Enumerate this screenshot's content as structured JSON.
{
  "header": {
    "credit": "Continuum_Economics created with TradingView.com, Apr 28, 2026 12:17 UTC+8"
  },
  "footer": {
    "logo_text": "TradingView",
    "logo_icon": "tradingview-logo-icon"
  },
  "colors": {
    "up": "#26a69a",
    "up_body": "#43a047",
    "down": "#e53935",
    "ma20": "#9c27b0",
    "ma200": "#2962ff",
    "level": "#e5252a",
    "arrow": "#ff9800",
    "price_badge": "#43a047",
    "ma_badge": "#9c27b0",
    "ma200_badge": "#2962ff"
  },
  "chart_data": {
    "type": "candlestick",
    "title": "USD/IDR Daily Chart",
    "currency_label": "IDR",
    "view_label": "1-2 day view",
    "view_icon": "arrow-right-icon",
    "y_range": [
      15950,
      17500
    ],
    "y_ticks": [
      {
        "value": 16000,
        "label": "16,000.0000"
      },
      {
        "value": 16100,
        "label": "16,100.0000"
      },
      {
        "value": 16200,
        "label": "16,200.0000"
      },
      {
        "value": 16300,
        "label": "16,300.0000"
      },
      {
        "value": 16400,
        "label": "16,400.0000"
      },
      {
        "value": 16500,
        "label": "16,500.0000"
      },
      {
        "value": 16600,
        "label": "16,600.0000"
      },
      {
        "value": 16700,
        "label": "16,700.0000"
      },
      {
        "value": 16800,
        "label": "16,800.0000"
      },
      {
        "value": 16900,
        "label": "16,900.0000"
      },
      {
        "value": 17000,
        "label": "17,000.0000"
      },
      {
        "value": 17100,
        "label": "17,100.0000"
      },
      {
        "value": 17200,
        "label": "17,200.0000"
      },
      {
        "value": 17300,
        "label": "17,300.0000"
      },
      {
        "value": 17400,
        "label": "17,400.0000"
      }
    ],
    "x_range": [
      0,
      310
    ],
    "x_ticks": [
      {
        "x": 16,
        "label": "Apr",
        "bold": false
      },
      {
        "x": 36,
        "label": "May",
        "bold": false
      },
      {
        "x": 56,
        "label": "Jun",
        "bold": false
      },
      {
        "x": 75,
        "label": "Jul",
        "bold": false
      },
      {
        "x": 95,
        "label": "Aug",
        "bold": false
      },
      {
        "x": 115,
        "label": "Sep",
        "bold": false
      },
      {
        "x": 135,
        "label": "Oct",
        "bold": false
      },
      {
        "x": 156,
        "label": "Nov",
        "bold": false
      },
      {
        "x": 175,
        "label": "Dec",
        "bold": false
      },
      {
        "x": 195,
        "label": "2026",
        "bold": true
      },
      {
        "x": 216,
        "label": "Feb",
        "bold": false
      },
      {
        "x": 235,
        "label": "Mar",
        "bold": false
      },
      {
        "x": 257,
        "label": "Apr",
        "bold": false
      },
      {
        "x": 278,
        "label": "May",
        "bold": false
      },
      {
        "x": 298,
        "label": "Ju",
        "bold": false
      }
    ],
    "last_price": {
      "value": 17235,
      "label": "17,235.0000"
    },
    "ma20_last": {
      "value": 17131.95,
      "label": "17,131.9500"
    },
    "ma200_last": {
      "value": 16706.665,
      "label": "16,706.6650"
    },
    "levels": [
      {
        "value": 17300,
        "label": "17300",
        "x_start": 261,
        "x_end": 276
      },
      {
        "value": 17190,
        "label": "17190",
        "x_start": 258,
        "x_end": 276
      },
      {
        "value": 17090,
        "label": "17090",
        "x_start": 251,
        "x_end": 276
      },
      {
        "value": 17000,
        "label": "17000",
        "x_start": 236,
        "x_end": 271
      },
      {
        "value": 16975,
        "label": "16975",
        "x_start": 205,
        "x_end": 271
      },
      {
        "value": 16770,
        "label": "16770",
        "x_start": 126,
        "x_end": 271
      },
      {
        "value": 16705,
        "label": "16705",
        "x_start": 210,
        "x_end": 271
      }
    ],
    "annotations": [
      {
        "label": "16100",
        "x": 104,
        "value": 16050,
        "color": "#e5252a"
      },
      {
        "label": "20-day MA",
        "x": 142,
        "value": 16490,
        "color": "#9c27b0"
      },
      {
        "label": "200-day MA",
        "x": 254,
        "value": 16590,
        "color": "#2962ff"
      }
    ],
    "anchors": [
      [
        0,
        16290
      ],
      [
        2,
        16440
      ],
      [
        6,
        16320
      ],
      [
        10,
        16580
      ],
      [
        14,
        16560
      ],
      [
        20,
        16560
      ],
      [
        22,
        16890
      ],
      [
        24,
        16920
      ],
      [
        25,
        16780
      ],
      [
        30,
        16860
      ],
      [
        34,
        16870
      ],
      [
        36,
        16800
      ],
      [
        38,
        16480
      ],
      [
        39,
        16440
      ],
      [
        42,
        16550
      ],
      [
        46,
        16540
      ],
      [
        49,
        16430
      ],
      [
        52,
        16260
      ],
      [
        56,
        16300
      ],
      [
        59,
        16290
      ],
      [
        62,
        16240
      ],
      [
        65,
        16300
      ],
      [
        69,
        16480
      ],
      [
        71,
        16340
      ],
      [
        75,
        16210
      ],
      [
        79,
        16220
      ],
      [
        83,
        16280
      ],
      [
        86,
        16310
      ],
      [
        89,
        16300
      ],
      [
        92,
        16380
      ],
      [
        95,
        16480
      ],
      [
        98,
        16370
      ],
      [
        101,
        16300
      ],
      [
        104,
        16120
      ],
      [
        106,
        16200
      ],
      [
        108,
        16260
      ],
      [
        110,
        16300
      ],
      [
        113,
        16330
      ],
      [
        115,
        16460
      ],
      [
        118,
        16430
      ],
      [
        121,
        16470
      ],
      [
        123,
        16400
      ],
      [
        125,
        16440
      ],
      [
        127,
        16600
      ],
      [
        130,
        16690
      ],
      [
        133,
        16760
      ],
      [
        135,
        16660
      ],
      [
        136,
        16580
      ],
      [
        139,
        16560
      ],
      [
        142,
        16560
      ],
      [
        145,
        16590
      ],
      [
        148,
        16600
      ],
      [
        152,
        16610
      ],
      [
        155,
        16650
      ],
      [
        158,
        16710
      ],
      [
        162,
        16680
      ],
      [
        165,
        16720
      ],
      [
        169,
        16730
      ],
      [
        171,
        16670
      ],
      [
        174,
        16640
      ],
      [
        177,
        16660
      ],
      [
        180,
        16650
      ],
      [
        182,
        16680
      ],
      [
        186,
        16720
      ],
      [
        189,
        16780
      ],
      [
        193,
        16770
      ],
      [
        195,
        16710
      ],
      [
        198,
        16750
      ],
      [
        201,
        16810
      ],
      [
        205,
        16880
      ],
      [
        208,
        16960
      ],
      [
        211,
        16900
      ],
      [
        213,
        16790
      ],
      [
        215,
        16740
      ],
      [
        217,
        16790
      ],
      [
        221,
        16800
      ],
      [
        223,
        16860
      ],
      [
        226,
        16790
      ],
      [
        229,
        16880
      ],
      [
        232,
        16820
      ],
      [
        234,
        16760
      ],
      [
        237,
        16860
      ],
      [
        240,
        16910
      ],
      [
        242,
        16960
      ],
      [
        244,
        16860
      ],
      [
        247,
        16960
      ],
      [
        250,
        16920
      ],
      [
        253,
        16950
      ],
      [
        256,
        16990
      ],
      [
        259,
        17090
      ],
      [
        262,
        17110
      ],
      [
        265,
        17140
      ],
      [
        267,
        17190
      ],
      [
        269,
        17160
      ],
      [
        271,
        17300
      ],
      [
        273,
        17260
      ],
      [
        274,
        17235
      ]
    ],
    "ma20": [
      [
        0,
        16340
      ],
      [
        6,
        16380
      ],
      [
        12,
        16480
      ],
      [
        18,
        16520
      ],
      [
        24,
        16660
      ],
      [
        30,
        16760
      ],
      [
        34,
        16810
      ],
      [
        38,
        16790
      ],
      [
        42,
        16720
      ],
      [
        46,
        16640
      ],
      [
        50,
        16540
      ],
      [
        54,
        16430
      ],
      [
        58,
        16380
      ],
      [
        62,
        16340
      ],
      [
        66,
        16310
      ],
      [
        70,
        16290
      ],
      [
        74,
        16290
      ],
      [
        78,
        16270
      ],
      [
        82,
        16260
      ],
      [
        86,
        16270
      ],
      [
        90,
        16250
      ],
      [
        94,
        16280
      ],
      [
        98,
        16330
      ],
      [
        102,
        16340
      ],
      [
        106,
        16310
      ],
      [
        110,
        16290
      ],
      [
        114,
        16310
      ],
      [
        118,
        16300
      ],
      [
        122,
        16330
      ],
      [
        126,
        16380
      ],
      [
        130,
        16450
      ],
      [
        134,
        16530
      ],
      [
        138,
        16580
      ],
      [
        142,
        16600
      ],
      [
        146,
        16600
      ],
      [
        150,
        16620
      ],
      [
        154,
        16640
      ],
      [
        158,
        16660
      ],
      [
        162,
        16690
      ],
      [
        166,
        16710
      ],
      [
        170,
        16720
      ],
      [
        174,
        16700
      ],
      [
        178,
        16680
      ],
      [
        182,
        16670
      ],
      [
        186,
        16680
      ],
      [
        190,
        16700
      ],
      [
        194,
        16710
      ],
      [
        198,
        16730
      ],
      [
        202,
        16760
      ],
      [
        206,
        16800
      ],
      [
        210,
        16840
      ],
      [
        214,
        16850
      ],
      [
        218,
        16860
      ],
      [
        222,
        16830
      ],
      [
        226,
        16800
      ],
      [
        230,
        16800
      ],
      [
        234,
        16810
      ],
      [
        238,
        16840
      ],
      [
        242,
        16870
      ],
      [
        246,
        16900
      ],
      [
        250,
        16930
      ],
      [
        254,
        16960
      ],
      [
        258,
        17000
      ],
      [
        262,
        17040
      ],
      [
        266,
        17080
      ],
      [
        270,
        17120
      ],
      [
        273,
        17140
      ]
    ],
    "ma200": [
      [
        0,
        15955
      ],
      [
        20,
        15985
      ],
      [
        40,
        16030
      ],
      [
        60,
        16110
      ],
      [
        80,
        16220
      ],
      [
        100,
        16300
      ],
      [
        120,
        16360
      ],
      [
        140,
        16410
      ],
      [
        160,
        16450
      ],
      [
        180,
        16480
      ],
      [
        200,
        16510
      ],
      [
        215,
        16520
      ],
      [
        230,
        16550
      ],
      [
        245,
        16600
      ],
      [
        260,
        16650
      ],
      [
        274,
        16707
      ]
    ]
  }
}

- [Task directions]
Identify each line in the entries with the word "icon" and copy it.

- [Answer to the task]
    "logo_icon": "tradingview-logo-icon"
    "view_icon": "arrow-right-icon",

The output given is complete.